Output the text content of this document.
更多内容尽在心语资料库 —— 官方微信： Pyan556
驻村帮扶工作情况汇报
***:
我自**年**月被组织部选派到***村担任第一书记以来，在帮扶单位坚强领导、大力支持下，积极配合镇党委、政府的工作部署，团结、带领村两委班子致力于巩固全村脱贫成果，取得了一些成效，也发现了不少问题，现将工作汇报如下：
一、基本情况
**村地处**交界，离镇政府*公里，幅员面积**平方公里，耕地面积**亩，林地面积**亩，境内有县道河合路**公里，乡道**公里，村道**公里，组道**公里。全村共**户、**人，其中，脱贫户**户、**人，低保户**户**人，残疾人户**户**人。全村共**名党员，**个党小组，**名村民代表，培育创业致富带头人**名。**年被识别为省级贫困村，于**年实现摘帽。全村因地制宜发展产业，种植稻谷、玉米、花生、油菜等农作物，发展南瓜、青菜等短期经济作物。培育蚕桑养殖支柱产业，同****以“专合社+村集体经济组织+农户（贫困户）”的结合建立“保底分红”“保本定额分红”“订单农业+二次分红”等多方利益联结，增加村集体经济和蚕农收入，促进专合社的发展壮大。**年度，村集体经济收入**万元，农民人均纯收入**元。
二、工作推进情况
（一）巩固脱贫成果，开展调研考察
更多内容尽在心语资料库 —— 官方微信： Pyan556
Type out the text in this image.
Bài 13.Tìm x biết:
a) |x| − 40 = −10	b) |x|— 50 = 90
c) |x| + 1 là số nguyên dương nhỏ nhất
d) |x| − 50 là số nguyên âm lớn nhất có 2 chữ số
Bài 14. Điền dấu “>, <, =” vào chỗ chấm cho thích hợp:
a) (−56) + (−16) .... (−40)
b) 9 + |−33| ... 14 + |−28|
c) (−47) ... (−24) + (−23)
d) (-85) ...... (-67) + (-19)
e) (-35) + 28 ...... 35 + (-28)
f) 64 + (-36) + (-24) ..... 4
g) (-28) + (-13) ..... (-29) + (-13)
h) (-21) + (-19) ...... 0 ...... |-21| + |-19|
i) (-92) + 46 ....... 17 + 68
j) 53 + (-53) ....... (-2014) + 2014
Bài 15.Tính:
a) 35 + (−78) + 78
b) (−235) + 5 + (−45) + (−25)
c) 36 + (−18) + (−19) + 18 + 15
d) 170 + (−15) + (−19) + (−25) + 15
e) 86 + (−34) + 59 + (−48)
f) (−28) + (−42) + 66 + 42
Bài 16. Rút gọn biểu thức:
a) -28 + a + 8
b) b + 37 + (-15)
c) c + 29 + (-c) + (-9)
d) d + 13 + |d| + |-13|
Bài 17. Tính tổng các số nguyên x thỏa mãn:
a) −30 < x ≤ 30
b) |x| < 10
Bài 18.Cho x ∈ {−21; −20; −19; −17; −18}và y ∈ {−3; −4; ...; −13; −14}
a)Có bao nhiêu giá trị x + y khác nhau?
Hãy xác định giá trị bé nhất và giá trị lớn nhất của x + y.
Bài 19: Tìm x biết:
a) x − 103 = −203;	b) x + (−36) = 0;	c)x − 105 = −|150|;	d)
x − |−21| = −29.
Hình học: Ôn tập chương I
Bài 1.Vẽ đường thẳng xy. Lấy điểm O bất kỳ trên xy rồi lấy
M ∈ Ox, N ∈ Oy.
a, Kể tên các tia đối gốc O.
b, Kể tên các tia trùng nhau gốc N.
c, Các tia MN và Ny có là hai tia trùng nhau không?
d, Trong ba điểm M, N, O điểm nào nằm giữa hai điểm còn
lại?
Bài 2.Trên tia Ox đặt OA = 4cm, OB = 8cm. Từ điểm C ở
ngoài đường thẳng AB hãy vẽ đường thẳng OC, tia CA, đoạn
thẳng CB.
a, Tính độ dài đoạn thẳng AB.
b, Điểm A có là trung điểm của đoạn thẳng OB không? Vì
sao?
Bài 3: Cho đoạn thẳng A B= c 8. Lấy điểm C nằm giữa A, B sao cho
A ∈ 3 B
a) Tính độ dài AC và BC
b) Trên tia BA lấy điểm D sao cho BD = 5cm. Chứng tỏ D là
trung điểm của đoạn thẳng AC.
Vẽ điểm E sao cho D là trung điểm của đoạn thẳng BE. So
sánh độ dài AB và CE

|---|

**What is expected:** Pick out every line with the string "không" and copy it.

**Expected answer:**
c, Các tia MN và Ny có là hai tia trùng nhau không?
b, Điểm A có là trung điểm của đoạn thẳng OB không? Vì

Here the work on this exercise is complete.